- _Goals_:
A) In the Upland 207 thread, which usernames appear as authors of posts? Give each one once.
B) Do these statements agree with the Upland 207 thread? Answer yes or no for each and quote the deciding words.
(i) The stove has holes where the pipe goes in, so screws can secure the pipe.
(ii) The stove's inside dimensions are 5 1/2" by 8 1/2".
(iii) coaly recommends 6 inch DuraBlack pipe.
C) Answer these questions about the Upland 207 thread:
(i) What size of black pipe does the first post want to go to from oval?
(ii) Which company makes the DuraBlack pipe that has the lip?
(iii) What does coaly ask about doing to one end of the pipe?

- _Excerpt provided_:

»»

# Upland 207 oval adapter pipe



## Jlocke86 (Feb 14, 2015)

Hi I have an upland model 207 stove and I am looking for a adapter pipe from oval to 6" black pipe and I can't seem to find one, there are no holes where the pipe goes in to use screws to secure the pipe so I need something that has a snug fit that I can put a little cement on to seal it. I included a pic that I found on this site that is the same stove and the pipe I need.


----------



## begreen (Feb 14, 2015)

You'll have to measure it up but maybe one of these will work
http://www.woodmanspartsplus.com/49...Pipe/Stove-Pipe-Black-Oval-to-Round-Boot.html


----------



## Jlocke86 (Feb 18, 2015)

Looks like they dont have the dimensions i need , I.D. Of the stove is 5 1/2" by 8 1/2" i would really like to find a pipe like the one in the pic it looks like it has a knurled lip that sits right on top


----------



## coaly (Feb 18, 2015)

Did you try to crimp and ovalize one end of the pipe to fit?
DuraBlack pipe from DuraVent has the lip. You want 7 inch.




https://www.hearth.com/talk/threads...-flue-8-5x5-25-need-help.120603/#post-1615222


----------



## Jlocke86 (Feb 18, 2015)

Thanks ill give it a try.


----------

««

- _Dataset excerpt_:
»»

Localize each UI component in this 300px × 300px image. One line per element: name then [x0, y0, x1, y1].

««

- _Responses per task_:
A) Jlocke86, begreen, coaly

B)
(i) No: "there are no holes where the pipe goes in to use screws to secure the pipe"
(ii) Yes: "I.D. Of the stove is 5 1/2" by 8 1/2""
(iii) No: "You want 7 inch."

C)
(i) 6"
(ii) DuraVent
(iii) Crimping and ovalizing it to fit